▶ _GIVEN TASK_: Reply with one number only: the count of lines below that contain the word "JSON".

▶ _PROVIDED MATERIAL_:
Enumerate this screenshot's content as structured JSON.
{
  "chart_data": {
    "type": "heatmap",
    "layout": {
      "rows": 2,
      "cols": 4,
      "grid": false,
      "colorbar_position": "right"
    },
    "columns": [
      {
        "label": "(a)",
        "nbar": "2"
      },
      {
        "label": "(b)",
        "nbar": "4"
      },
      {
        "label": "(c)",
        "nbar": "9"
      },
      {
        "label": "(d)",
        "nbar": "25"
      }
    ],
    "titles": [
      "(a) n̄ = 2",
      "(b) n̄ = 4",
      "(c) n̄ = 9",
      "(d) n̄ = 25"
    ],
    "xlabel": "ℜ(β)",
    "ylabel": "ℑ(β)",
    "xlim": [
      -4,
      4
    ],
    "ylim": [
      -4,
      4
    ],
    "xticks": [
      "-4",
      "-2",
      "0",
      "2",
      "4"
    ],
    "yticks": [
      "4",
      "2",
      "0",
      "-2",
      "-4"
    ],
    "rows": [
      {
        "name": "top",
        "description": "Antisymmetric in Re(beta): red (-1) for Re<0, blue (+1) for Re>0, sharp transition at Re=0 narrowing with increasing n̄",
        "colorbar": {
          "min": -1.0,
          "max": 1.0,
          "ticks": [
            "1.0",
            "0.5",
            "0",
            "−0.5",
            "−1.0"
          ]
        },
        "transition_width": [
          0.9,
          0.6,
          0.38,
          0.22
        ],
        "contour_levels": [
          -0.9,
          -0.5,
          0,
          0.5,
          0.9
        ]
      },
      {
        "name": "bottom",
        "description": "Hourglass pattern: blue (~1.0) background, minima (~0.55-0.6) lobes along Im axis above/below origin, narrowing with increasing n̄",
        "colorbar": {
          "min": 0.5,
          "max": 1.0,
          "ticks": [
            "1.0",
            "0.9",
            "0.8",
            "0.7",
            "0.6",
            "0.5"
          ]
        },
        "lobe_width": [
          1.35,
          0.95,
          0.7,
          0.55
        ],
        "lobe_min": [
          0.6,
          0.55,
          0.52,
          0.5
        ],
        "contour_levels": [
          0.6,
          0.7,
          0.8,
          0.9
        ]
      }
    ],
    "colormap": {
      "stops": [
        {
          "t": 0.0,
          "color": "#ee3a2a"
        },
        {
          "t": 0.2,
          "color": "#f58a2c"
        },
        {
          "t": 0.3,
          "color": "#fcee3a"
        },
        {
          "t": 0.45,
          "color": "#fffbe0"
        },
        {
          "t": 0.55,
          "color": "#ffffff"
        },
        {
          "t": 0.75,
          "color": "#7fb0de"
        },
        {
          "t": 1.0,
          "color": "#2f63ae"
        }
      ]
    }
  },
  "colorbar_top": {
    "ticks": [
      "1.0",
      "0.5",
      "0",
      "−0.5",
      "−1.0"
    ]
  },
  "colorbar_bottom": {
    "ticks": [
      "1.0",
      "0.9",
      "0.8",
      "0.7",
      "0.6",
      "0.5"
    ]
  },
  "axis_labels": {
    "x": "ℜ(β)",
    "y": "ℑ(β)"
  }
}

* * *

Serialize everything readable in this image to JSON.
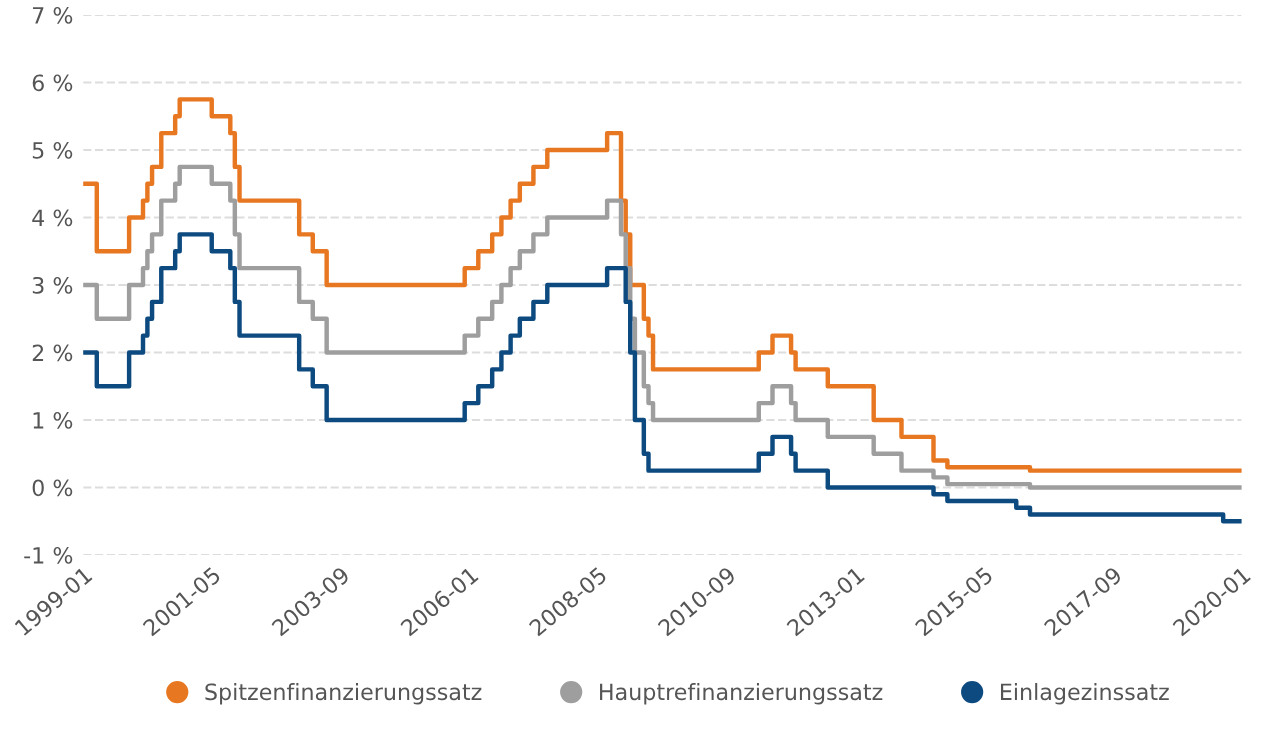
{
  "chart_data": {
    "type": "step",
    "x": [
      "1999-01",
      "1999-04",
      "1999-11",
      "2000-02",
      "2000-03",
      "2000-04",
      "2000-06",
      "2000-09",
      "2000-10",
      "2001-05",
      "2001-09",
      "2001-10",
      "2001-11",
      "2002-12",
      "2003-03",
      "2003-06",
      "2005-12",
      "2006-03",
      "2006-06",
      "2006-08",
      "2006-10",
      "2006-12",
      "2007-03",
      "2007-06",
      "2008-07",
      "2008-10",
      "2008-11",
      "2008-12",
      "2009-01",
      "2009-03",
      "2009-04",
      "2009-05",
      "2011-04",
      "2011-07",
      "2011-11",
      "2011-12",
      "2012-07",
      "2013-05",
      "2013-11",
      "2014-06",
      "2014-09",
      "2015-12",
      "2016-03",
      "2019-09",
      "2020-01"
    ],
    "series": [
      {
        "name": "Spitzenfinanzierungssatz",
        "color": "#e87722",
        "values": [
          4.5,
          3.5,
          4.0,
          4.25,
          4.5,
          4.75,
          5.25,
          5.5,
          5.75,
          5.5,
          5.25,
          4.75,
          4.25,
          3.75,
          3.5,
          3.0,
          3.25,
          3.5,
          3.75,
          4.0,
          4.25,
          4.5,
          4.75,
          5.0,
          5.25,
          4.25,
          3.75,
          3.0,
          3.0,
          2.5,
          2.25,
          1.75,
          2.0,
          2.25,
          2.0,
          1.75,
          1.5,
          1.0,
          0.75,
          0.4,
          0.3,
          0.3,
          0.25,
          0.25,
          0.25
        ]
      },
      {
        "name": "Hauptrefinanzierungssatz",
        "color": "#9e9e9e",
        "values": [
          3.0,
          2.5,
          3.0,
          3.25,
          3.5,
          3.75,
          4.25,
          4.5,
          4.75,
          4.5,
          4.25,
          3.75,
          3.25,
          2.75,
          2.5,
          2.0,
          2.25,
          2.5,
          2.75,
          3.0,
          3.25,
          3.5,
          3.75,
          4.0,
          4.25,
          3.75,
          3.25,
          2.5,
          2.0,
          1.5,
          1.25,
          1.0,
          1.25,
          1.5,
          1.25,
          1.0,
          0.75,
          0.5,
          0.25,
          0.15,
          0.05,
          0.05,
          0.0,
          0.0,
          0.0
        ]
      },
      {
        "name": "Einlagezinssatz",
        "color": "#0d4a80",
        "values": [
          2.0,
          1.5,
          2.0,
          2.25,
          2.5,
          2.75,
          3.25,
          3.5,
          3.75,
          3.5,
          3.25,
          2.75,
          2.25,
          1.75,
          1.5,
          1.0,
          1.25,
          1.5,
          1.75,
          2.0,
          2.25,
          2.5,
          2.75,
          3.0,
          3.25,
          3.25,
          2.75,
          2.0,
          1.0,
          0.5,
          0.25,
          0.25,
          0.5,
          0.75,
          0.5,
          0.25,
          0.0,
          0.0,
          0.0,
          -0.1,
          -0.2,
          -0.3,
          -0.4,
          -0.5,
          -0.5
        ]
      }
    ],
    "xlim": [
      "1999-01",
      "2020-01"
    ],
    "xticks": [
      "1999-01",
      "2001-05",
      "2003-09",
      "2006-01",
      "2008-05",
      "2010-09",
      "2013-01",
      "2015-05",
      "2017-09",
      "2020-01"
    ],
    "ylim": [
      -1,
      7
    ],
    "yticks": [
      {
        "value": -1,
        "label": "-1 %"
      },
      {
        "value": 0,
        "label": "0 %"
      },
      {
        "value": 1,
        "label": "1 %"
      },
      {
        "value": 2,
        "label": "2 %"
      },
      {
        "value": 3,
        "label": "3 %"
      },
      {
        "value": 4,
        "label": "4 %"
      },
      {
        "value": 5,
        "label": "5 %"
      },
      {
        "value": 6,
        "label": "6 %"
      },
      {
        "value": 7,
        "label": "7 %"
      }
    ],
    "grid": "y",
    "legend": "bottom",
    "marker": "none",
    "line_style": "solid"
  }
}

==

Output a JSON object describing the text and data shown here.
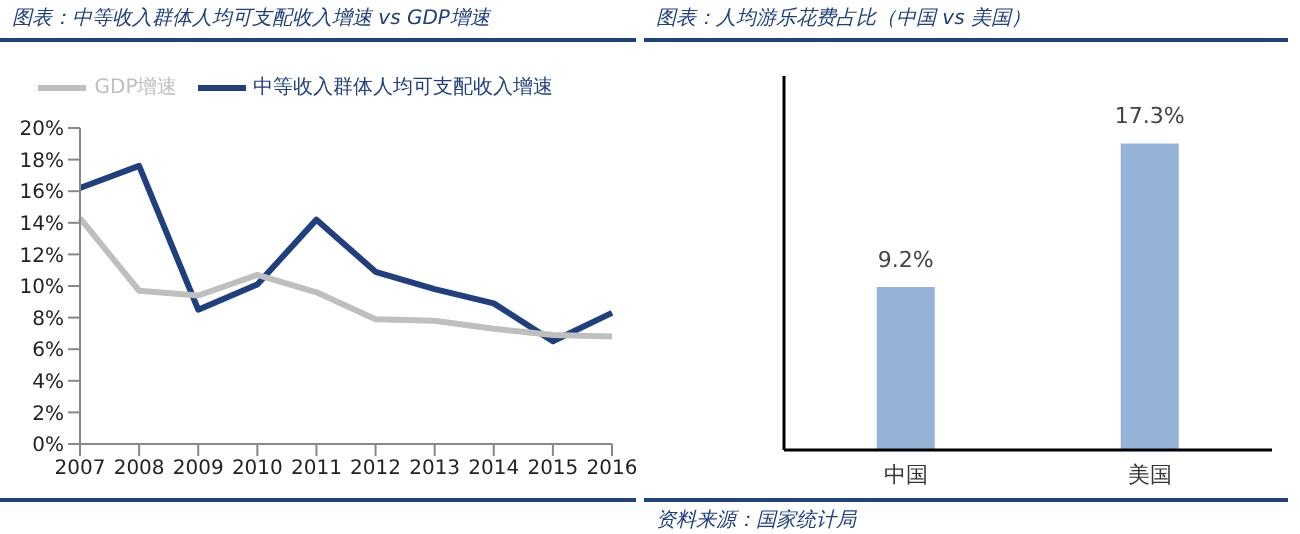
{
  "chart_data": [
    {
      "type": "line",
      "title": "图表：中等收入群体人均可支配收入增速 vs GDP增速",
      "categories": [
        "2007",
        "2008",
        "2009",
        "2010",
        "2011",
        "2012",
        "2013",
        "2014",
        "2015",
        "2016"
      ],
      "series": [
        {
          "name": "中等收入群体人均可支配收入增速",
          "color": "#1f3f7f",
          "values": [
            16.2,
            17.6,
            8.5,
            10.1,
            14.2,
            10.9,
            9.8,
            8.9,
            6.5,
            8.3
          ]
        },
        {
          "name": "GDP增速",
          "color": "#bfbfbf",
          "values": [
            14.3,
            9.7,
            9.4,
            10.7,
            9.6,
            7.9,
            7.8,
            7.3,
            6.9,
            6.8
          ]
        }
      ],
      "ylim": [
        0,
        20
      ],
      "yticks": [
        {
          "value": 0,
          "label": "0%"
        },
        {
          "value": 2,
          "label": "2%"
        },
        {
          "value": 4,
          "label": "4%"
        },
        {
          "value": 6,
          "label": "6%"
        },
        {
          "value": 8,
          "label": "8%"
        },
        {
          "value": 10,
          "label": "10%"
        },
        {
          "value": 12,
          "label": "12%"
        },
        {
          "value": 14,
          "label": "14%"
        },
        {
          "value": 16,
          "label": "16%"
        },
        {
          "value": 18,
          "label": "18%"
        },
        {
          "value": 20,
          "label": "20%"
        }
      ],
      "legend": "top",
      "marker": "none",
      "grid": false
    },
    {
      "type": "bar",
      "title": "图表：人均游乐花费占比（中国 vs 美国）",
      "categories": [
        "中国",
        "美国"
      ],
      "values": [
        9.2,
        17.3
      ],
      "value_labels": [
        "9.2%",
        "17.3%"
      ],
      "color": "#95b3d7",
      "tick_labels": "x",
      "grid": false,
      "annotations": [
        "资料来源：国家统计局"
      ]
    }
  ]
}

▶ _TASK RESULT_: 3